## TASK DIRECTIONS
Images should be left out, and everything else in the listing reproduced exactly.

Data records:
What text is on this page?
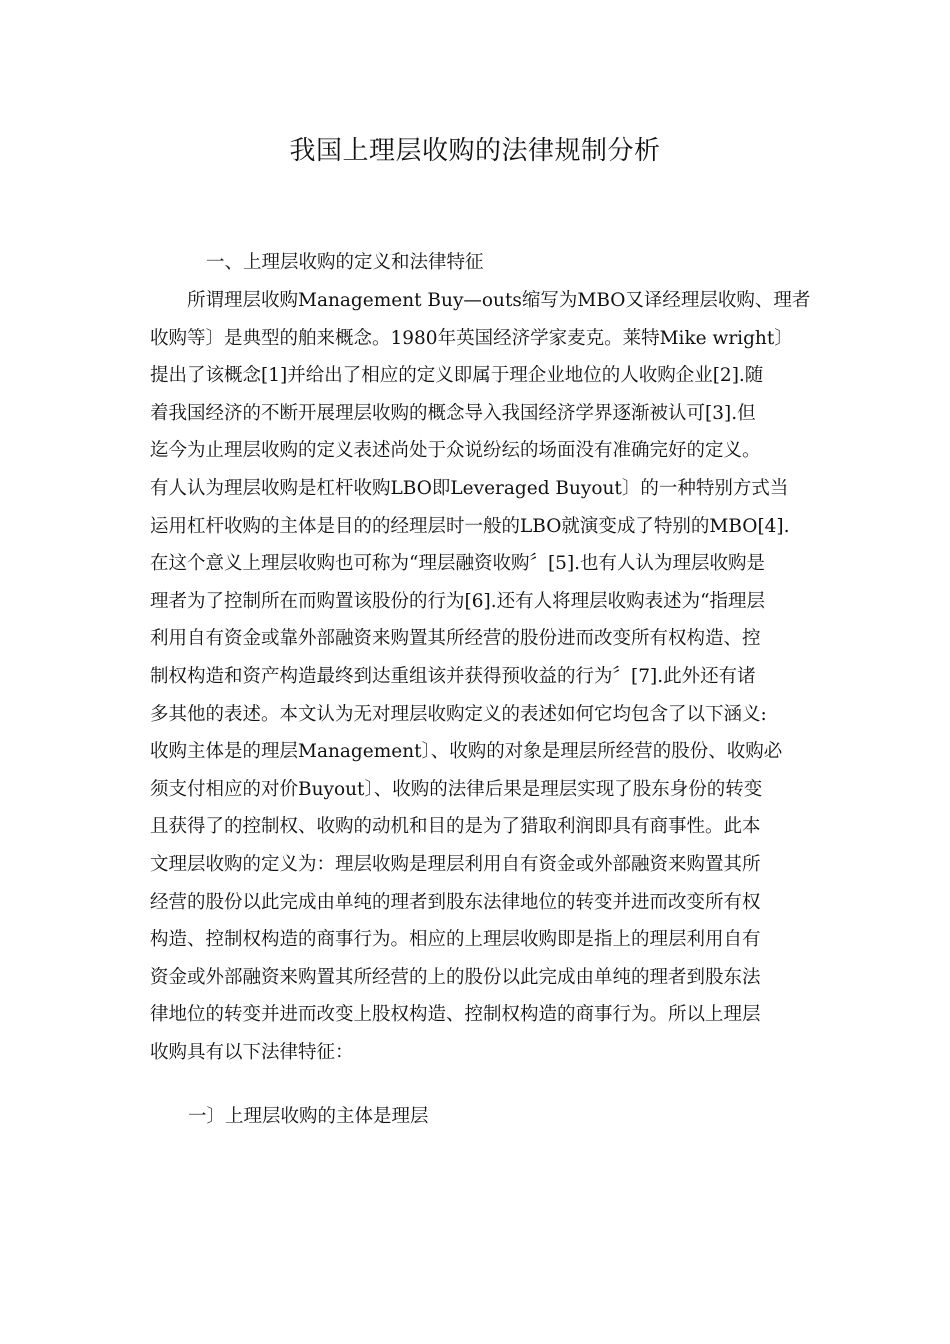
我国上理层收购的法律规制分析
一、上理层收购的定义和法律特征
所谓理层收购Management Buy—outs缩写为MBO又译经理层收购、理者
收购等〕是典型的舶来概念。1980年英国经济学家麦克。莱特Mike wright〕
提出了该概念[1]并给出了相应的定义即属于理企业地位的人收购企业[2].随
着我国经济的不断开展理层收购的概念导入我国经济学界逐渐被认可[3].但
迄今为止理层收购的定义表述尚处于众说纷纭的场面没有准确完好的定义。
有人认为理层收购是杠杆收购LBO即Leveraged Buyout〕的一种特别方式当
运用杠杆收购的主体是目的的经理层时一般的LBO就演变成了特别的MBO[4].
在这个意义上理层收购也可称为“理层融资收购〞[5].也有人认为理层收购是
理者为了控制所在而购置该股份的行为[6].还有人将理层收购表述为“指理层
利用自有资金或靠外部融资来购置其所经营的股份进而改变所有权构造、控
制权构造和资产构造最终到达重组该并获得预收益的行为〞[7].此外还有诸
多其他的表述。本文认为无对理层收购定义的表述如何它均包含了以下涵义:
收购主体是的理层Management〕、收购的对象是理层所经营的股份、收购必
须支付相应的对价Buyout〕、收购的法律后果是理层实现了股东身份的转变
且获得了的控制权、收购的动机和目的是为了猎取利润即具有商事性。此本
文理层收购的定义为：理层收购是理层利用自有资金或外部融资来购置其所
经营的股份以此完成由单纯的理者到股东法律地位的转变并进而改变所有权
构造、控制权构造的商事行为。相应的上理层收购即是指上的理层利用自有
资金或外部融资来购置其所经营的上的股份以此完成由单纯的理者到股东法
律地位的转变并进而改变上股权构造、控制权构造的商事行为。所以上理层
收购具有以下法律特征：
一〕上理层收购的主体是理层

## OUTPUT FOR THIS EXERCISE
What text is on this page?
我国上理层收购的法律规制分析
一、上理层收购的定义和法律特征
所谓理层收购Management Buy—outs缩写为MBO又译经理层收购、理者
收购等〕是典型的舶来概念。1980年英国经济学家麦克。莱特Mike wright〕
提出了该概念[1]并给出了相应的定义即属于理企业地位的人收购企业[2].随
着我国经济的不断开展理层收购的概念导入我国经济学界逐渐被认可[3].但
迄今为止理层收购的定义表述尚处于众说纷纭的场面没有准确完好的定义。
有人认为理层收购是杠杆收购LBO即Leveraged Buyout〕的一种特别方式当
运用杠杆收购的主体是目的的经理层时一般的LBO就演变成了特别的MBO[4].
在这个意义上理层收购也可称为“理层融资收购〞[5].也有人认为理层收购是
理者为了控制所在而购置该股份的行为[6].还有人将理层收购表述为“指理层
利用自有资金或靠外部融资来购置其所经营的股份进而改变所有权构造、控
制权构造和资产构造最终到达重组该并获得预收益的行为〞[7].此外还有诸
多其他的表述。本文认为无对理层收购定义的表述如何它均包含了以下涵义:
收购主体是的理层Management〕、收购的对象是理层所经营的股份、收购必
须支付相应的对价Buyout〕、收购的法律后果是理层实现了股东身份的转变
且获得了的控制权、收购的动机和目的是为了猎取利润即具有商事性。此本
文理层收购的定义为：理层收购是理层利用自有资金或外部融资来购置其所
经营的股份以此完成由单纯的理者到股东法律地位的转变并进而改变所有权
构造、控制权构造的商事行为。相应的上理层收购即是指上的理层利用自有
资金或外部融资来购置其所经营的上的股份以此完成由单纯的理者到股东法
律地位的转变并进而改变上股权构造、控制权构造的商事行为。所以上理层
收购具有以下法律特征：
一〕上理层收购的主体是理层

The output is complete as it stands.